++++ MATERIAL PROVIDED

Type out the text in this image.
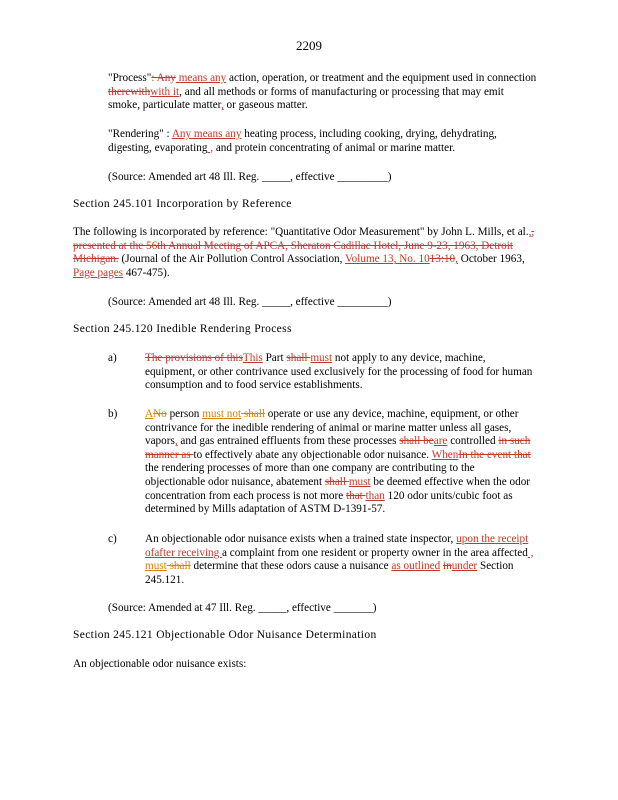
2209
"Process": Any means any action, operation, or treatment and the equipment used in connection therewithwith it, and all methods or forms of manufacturing or processing that may emit smoke, particulate matter, or gaseous matter.
"Rendering" : Any means any heating process, including cooking, drying, dehydrating, digesting, evaporating , and protein concentrating of animal or marine matter.
(Source: Amended art 48 Ill. Reg. _____, effective _________)
Section 245.101 Incorporation by Reference
The following is incorporated by reference: "Quantitative Odor Measurement" by John L. Mills, et al.,, presented at the 56th Annual Meeting of APCA, Sheraton Cadillac Hotel, June 9-23, 1963, Detroit Michigan. (Journal of the Air Pollution Control Association, Volume 13, No. 1013:10, October 1963, Page pages 467-475).
(Source: Amended art 48 Ill. Reg. _____, effective _________)
Section 245.120 Inedible Rendering Process
a)	The provisions of thisThis Part shall must not apply to any device, machine, equipment, or other contrivance used exclusively for the processing of food for human consumption and to food service establishments.
b) ANo person must not shall operate or use any device, machine, equipment, or other contrivance for the inedible rendering of animal or marine matter unless all gases, vapors, and gas entrained effluents from these processes shall beare controlled in such manner as to effectively abate any objectionable odor nuisance. WhenIn the event that the rendering processes of more than one company are contributing to the objectionable odor nuisance, abatement shall must be deemed effective when the odor concentration from each process is not more that than 120 odor units/cubic foot as determined by Mills adaptation of ASTM D-1391-57.
c)	An objectionable odor nuisance exists when a trained state inspector, upon the receipt ofafter receiving a complaint from one resident or property owner in the area affected , must shall determine that these odors cause a nuisance as outlined inunder Section 245.121.
(Source: Amended at 47 Ill. Reg. _____, effective _______)
Section 245.121 Objectionable Odor Nuisance Determination
An objectionable odor nuisance exists:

++++++++

§ REQUIRED ACTION: Every entry above has to be repeated exactly, apart from its pictures.

§ RESPONSE BELOW:
Type out the text in this image.
2209
"Process": Any means any action, operation, or treatment and the equipment used in connection therewithwith it, and all methods or forms of manufacturing or processing that may emit smoke, particulate matter, or gaseous matter.
"Rendering" : Any means any heating process, including cooking, drying, dehydrating, digesting, evaporating , and protein concentrating of animal or marine matter.
(Source: Amended art 48 Ill. Reg. _____, effective _________)
Section 245.101 Incorporation by Reference
The following is incorporated by reference: "Quantitative Odor Measurement" by John L. Mills, et al.,, presented at the 56th Annual Meeting of APCA, Sheraton Cadillac Hotel, June 9-23, 1963, Detroit Michigan. (Journal of the Air Pollution Control Association, Volume 13, No. 1013:10, October 1963, Page pages 467-475).
(Source: Amended art 48 Ill. Reg. _____, effective _________)
Section 245.120 Inedible Rendering Process
a)	The provisions of thisThis Part shall must not apply to any device, machine, equipment, or other contrivance used exclusively for the processing of food for human consumption and to food service establishments.
b) ANo person must not shall operate or use any device, machine, equipment, or other contrivance for the inedible rendering of animal or marine matter unless all gases, vapors, and gas entrained effluents from these processes shall beare controlled in such manner as to effectively abate any objectionable odor nuisance. WhenIn the event that the rendering processes of more than one company are contributing to the objectionable odor nuisance, abatement shall must be deemed effective when the odor concentration from each process is not more that than 120 odor units/cubic foot as determined by Mills adaptation of ASTM D-1391-57.
c)	An objectionable odor nuisance exists when a trained state inspector, upon the receipt ofafter receiving a complaint from one resident or property owner in the area affected , must shall determine that these odors cause a nuisance as outlined inunder Section 245.121.
(Source: Amended at 47 Ill. Reg. _____, effective _______)
Section 245.121 Objectionable Odor Nuisance Determination
An objectionable odor nuisance exists:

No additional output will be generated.